■ **Records from a data collection**
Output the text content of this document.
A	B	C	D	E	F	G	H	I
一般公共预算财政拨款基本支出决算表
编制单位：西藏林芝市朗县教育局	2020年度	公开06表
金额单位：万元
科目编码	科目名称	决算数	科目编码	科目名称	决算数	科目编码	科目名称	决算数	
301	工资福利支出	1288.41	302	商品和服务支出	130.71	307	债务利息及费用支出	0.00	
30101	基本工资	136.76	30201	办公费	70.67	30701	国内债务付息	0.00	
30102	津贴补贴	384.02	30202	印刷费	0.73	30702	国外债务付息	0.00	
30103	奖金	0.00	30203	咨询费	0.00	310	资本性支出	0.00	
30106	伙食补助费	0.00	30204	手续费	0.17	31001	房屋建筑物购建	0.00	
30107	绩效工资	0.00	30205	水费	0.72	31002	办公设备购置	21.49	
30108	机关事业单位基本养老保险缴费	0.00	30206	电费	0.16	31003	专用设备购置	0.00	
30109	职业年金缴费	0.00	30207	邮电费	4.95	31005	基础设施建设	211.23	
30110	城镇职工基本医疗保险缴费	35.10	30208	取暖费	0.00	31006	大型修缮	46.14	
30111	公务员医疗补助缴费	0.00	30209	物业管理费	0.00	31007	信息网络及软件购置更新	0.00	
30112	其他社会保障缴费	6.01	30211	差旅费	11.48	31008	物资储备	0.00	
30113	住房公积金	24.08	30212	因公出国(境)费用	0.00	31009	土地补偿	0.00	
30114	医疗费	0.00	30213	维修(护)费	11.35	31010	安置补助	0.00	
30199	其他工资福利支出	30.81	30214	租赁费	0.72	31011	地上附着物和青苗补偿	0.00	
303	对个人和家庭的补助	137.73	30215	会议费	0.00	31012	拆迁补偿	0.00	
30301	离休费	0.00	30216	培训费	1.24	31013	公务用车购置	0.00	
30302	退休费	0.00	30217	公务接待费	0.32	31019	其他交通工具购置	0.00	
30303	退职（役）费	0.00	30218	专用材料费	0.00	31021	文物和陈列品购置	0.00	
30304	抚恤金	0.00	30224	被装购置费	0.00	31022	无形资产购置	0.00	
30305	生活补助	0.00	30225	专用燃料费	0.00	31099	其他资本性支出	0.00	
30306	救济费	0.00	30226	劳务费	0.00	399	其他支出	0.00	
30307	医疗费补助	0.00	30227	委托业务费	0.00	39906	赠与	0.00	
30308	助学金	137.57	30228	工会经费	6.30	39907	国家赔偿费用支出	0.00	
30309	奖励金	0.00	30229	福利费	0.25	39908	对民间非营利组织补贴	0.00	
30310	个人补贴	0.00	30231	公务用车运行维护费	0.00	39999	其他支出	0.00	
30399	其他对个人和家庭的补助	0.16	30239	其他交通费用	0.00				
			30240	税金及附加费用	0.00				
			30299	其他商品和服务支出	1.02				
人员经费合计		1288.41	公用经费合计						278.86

■ **WORK TO COMPLETE**
Print every record exactly as it was given.

■ **RESULT OF THE EXERCISE**
Output the text content of this document.
A	B	C	D	E	F	G	H	I
一般公共预算财政拨款基本支出决算表
编制单位：西藏林芝市朗县教育局	2020年度	公开06表
金额单位：万元
科目编码	科目名称	决算数	科目编码	科目名称	决算数	科目编码	科目名称	决算数	
301	工资福利支出	1288.41	302	商品和服务支出	130.71	307	债务利息及费用支出	0.00	
30101	基本工资	136.76	30201	办公费	70.67	30701	国内债务付息	0.00	
30102	津贴补贴	384.02	30202	印刷费	0.73	30702	国外债务付息	0.00	
30103	奖金	0.00	30203	咨询费	0.00	310	资本性支出	0.00	
30106	伙食补助费	0.00	30204	手续费	0.17	31001	房屋建筑物购建	0.00	
30107	绩效工资	0.00	30205	水费	0.72	31002	办公设备购置	21.49	
30108	机关事业单位基本养老保险缴费	0.00	30206	电费	0.16	31003	专用设备购置	0.00	
30109	职业年金缴费	0.00	30207	邮电费	4.95	31005	基础设施建设	211.23	
30110	城镇职工基本医疗保险缴费	35.10	30208	取暖费	0.00	31006	大型修缮	46.14	
30111	公务员医疗补助缴费	0.00	30209	物业管理费	0.00	31007	信息网络及软件购置更新	0.00	
30112	其他社会保障缴费	6.01	30211	差旅费	11.48	31008	物资储备	0.00	
30113	住房公积金	24.08	30212	因公出国(境)费用	0.00	31009	土地补偿	0.00	
30114	医疗费	0.00	30213	维修(护)费	11.35	31010	安置补助	0.00	
30199	其他工资福利支出	30.81	30214	租赁费	0.72	31011	地上附着物和青苗补偿	0.00	
303	对个人和家庭的补助	137.73	30215	会议费	0.00	31012	拆迁补偿	0.00	
30301	离休费	0.00	30216	培训费	1.24	31013	公务用车购置	0.00	
30302	退休费	0.00	30217	公务接待费	0.32	31019	其他交通工具购置	0.00	
30303	退职（役）费	0.00	30218	专用材料费	0.00	31021	文物和陈列品购置	0.00	
30304	抚恤金	0.00	30224	被装购置费	0.00	31022	无形资产购置	0.00	
30305	生活补助	0.00	30225	专用燃料费	0.00	31099	其他资本性支出	0.00	
30306	救济费	0.00	30226	劳务费	0.00	399	其他支出	0.00	
30307	医疗费补助	0.00	30227	委托业务费	0.00	39906	赠与	0.00	
30308	助学金	137.57	30228	工会经费	6.30	39907	国家赔偿费用支出	0.00	
30309	奖励金	0.00	30229	福利费	0.25	39908	对民间非营利组织补贴	0.00	
30310	个人补贴	0.00	30231	公务用车运行维护费	0.00	39999	其他支出	0.00	
30399	其他对个人和家庭的补助	0.16	30239	其他交通费用	0.00				
			30240	税金及附加费用	0.00				
			30299	其他商品和服务支出	1.02				
人员经费合计		1288.41	公用经费合计						278.86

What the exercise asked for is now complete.